**To be done:**
Please reproduce every record, keeping each one exactly as written.

+ + + + + + +

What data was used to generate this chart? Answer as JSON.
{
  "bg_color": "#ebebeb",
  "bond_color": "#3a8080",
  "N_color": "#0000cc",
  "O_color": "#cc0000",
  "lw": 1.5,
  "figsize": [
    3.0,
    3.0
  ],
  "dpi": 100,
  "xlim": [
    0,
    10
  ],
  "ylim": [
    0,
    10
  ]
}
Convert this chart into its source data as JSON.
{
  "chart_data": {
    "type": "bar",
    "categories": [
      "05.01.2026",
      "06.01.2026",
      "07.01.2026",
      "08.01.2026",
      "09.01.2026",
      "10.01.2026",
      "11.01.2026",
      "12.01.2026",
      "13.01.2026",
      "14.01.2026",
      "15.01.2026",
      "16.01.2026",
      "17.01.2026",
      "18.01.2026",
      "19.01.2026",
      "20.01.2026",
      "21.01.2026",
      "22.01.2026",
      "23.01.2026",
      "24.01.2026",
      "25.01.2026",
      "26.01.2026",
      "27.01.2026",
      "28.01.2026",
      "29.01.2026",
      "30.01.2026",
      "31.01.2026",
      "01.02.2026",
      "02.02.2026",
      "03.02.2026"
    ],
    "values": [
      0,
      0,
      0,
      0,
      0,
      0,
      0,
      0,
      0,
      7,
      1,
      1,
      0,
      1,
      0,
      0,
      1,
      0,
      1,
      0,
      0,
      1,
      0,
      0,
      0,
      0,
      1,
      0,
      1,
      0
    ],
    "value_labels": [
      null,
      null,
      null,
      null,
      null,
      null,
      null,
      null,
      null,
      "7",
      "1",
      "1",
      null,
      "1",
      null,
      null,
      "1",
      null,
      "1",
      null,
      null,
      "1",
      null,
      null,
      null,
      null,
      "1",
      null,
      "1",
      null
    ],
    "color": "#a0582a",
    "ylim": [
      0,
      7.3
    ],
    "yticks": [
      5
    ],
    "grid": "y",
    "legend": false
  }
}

+ + + + + + +

**Result of the task:**
What data was used to generate this chart? Answer as JSON.
{
  "bg_color": "#ebebeb",
  "bond_color": "#3a8080",
  "N_color": "#0000cc",
  "O_color": "#cc0000",
  "lw": 1.5,
  "figsize": [
    3.0,
    3.0
  ],
  "dpi": 100,
  "xlim": [
    0,
    10
  ],
  "ylim": [
    0,
    10
  ]
}
Convert this chart into its source data as JSON.
{
  "chart_data": {
    "type": "bar",
    "categories": [
      "05.01.2026",
      "06.01.2026",
      "07.01.2026",
      "08.01.2026",
      "09.01.2026",
      "10.01.2026",
      "11.01.2026",
      "12.01.2026",
      "13.01.2026",
      "14.01.2026",
      "15.01.2026",
      "16.01.2026",
      "17.01.2026",
      "18.01.2026",
      "19.01.2026",
      "20.01.2026",
      "21.01.2026",
      "22.01.2026",
      "23.01.2026",
      "24.01.2026",
      "25.01.2026",
      "26.01.2026",
      "27.01.2026",
      "28.01.2026",
      "29.01.2026",
      "30.01.2026",
      "31.01.2026",
      "01.02.2026",
      "02.02.2026",
      "03.02.2026"
    ],
    "values": [
      0,
      0,
      0,
      0,
      0,
      0,
      0,
      0,
      0,
      7,
      1,
      1,
      0,
      1,
      0,
      0,
      1,
      0,
      1,
      0,
      0,
      1,
      0,
      0,
      0,
      0,
      1,
      0,
      1,
      0
    ],
    "value_labels": [
      null,
      null,
      null,
      null,
      null,
      null,
      null,
      null,
      null,
      "7",
      "1",
      "1",
      null,
      "1",
      null,
      null,
      "1",
      null,
      "1",
      null,
      null,
      "1",
      null,
      null,
      null,
      null,
      "1",
      null,
      "1",
      null
    ],
    "color": "#a0582a",
    "ylim": [
      0,
      7.3
    ],
    "yticks": [
      5
    ],
    "grid": "y",
    "legend": false
  }
}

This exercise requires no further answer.